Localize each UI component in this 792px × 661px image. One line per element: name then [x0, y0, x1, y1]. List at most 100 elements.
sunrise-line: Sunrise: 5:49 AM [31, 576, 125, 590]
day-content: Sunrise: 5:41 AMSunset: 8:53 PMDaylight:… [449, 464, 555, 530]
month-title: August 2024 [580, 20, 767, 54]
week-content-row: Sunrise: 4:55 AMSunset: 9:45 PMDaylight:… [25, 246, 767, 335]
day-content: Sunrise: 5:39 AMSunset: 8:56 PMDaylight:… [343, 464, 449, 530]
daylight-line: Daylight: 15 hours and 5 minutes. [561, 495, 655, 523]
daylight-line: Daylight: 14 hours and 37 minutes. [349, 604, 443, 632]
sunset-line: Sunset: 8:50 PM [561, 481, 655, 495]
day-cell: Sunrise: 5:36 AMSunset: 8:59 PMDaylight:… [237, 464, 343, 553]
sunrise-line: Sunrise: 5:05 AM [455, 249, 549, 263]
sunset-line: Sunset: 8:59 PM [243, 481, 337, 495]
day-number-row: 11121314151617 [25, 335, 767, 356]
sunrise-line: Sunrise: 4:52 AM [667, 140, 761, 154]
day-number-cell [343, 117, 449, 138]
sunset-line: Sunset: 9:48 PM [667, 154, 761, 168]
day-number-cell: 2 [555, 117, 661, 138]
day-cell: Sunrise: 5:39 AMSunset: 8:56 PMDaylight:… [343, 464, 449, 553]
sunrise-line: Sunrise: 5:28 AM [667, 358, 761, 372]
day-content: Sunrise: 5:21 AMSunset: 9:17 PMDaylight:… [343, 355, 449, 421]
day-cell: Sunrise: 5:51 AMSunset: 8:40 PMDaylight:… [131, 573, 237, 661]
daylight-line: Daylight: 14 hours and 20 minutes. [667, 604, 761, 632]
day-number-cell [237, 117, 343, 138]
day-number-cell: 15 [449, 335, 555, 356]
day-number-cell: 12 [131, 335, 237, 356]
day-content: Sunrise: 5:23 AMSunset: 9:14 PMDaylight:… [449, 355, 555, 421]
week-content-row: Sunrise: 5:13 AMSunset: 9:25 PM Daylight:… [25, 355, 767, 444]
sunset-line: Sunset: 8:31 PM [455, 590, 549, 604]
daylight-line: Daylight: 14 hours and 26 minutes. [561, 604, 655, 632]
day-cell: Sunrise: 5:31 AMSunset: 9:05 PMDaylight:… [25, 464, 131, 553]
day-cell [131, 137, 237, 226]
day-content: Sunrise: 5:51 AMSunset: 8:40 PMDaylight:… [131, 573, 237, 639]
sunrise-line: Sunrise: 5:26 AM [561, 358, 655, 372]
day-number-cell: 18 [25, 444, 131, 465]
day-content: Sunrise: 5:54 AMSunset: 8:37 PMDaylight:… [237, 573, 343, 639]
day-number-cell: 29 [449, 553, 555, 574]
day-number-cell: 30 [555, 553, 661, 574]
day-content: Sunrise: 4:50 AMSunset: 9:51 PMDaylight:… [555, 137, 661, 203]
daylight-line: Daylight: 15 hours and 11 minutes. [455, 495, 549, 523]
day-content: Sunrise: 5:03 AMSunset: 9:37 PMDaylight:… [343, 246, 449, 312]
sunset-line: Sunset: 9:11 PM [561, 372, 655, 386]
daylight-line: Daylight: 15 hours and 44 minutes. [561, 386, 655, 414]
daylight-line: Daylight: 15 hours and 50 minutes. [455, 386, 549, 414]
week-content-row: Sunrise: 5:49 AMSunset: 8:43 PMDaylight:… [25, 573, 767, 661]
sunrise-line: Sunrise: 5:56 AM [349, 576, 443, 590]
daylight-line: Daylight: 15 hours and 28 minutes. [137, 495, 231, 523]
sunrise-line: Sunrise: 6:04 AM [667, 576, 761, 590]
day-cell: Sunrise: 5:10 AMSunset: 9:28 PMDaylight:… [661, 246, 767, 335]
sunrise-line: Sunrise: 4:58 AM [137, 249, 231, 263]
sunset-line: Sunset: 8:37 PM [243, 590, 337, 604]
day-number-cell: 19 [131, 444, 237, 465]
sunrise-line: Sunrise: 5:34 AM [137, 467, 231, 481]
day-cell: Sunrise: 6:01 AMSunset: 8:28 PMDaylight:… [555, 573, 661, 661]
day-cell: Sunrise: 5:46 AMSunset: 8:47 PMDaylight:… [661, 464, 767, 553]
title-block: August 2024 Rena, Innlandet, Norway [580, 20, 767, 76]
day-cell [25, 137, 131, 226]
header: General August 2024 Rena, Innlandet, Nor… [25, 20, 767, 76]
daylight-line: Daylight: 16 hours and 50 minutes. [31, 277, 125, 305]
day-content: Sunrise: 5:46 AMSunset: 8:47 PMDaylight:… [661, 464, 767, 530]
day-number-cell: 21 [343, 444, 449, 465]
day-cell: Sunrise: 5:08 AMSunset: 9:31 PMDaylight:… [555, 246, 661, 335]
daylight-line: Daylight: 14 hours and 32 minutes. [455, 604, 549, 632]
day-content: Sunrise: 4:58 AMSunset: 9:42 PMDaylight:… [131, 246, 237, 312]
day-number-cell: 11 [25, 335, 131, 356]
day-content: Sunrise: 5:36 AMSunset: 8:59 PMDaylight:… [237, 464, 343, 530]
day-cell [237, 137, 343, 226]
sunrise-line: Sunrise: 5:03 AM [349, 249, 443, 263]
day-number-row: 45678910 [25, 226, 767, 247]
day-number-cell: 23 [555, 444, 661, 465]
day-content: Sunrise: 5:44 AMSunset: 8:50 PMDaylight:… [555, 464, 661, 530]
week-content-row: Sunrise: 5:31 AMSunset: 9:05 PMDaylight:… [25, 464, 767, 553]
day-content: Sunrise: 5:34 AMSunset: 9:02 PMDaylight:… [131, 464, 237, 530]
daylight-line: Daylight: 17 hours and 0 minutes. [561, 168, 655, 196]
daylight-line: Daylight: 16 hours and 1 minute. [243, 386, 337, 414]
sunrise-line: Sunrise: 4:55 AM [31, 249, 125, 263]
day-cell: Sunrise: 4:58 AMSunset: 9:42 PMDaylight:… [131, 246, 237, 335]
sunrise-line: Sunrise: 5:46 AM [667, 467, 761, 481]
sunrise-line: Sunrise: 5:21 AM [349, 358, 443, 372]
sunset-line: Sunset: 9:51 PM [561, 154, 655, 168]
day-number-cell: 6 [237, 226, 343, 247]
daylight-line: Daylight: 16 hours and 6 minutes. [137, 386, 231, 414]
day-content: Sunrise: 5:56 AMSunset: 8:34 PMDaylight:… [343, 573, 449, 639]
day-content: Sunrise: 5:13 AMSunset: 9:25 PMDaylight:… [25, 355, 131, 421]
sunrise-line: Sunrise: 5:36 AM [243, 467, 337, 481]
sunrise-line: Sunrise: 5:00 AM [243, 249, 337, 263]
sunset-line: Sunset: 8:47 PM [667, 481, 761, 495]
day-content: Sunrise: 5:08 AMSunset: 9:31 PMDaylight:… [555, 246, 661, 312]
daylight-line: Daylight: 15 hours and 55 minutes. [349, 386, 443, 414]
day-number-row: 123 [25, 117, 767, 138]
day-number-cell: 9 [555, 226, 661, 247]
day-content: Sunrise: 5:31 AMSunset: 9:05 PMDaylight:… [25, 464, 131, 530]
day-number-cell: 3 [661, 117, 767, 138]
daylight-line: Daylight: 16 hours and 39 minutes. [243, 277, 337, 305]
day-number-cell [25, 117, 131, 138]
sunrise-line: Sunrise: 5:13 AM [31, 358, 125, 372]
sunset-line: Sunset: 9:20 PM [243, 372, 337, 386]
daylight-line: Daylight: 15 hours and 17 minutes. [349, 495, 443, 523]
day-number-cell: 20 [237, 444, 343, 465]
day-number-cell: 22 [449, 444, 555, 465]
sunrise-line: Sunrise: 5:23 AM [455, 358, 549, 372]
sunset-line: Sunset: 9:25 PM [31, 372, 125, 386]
★ ★ ★
Copy out, word for word, the lines from the very first one up to and including the line with "month-title: August 2024 [580, 20, 767, 54]".

Localize each UI component in this 792px × 661px image. One line per element: name then [x0, y0, x1, y1]. List at most 100 elements.
sunrise-line: Sunrise: 5:49 AM [31, 576, 125, 590]
day-content: Sunrise: 5:41 AMSunset: 8:53 PMDaylight:… [449, 464, 555, 530]
month-title: August 2024 [580, 20, 767, 54]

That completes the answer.